Task to carry out ▸ Across the entries below, count the lines in which the word "name" occurs. Reply with the count alone.

**********

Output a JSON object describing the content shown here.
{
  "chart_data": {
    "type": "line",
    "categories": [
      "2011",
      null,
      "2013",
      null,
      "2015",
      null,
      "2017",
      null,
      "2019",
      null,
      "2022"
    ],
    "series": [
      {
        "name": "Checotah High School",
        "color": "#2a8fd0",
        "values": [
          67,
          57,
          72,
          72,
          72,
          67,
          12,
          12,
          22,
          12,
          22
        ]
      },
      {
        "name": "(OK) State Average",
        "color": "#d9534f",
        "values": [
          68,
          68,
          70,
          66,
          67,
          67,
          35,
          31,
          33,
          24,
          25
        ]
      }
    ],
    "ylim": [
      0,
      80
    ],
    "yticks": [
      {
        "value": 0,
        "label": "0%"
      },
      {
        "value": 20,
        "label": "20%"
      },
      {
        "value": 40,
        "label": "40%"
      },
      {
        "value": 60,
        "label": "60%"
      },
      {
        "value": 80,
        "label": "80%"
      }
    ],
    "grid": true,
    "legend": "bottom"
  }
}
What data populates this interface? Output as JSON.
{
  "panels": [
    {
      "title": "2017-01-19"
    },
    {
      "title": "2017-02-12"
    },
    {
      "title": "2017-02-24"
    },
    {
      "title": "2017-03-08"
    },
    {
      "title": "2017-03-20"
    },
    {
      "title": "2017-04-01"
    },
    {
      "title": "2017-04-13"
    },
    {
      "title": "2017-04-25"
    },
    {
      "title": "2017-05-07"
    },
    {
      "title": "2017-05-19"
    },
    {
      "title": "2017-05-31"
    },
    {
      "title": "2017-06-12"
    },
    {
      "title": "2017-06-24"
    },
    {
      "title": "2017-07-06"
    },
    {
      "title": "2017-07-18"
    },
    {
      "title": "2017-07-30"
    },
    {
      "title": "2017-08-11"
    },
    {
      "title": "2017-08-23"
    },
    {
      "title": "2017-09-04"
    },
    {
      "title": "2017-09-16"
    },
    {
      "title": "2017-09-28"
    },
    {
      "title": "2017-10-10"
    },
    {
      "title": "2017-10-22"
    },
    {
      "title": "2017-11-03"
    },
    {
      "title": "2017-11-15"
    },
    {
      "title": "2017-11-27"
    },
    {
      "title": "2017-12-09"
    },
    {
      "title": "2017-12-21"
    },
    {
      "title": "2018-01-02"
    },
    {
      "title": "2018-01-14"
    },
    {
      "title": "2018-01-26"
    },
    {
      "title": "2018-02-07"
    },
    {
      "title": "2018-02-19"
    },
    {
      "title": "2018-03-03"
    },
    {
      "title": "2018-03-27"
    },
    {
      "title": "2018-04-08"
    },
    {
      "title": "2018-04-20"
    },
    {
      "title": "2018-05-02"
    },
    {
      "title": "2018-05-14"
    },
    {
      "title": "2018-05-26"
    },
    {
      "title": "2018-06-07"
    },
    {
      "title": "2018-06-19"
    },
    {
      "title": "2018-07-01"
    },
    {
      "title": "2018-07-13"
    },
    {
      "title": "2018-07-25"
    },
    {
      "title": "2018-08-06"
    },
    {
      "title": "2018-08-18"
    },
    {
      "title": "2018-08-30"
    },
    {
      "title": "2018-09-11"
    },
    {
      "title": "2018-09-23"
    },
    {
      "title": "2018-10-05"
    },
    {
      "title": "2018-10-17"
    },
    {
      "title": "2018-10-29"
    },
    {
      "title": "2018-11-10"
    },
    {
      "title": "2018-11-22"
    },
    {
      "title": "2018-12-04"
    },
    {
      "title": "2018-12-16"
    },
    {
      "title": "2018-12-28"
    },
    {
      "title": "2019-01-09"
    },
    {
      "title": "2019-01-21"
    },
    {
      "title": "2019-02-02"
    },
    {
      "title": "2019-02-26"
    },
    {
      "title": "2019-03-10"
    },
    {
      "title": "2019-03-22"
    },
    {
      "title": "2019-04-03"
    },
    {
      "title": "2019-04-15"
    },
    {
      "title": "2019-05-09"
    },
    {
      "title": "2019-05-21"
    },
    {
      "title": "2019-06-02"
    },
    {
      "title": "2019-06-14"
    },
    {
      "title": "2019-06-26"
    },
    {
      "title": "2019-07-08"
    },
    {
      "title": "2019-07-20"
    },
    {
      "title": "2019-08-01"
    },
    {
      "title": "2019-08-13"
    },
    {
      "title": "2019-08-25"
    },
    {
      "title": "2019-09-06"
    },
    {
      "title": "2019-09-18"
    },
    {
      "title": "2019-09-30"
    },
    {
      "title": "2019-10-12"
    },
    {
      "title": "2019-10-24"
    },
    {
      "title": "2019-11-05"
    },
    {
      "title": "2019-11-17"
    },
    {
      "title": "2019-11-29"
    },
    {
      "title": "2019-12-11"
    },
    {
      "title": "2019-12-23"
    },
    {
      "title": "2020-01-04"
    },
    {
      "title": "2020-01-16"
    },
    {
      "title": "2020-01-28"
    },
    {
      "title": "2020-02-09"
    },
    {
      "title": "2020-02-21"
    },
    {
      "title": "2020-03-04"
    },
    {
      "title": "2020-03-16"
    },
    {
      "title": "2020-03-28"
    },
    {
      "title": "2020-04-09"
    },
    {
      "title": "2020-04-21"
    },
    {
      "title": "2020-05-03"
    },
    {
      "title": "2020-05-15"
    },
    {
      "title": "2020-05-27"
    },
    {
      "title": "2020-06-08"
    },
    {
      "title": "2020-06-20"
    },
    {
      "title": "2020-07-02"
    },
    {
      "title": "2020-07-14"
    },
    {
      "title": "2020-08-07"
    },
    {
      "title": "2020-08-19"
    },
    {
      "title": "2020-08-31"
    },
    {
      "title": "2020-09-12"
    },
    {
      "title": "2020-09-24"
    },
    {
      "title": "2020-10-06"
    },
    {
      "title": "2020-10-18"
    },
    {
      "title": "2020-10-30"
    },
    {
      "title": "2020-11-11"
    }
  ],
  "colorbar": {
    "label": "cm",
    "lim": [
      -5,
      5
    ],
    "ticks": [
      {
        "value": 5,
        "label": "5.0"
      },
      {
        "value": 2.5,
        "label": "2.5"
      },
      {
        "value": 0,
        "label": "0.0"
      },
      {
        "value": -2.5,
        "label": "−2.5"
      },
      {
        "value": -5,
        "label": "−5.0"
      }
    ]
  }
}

**********

Written solution ▸ 2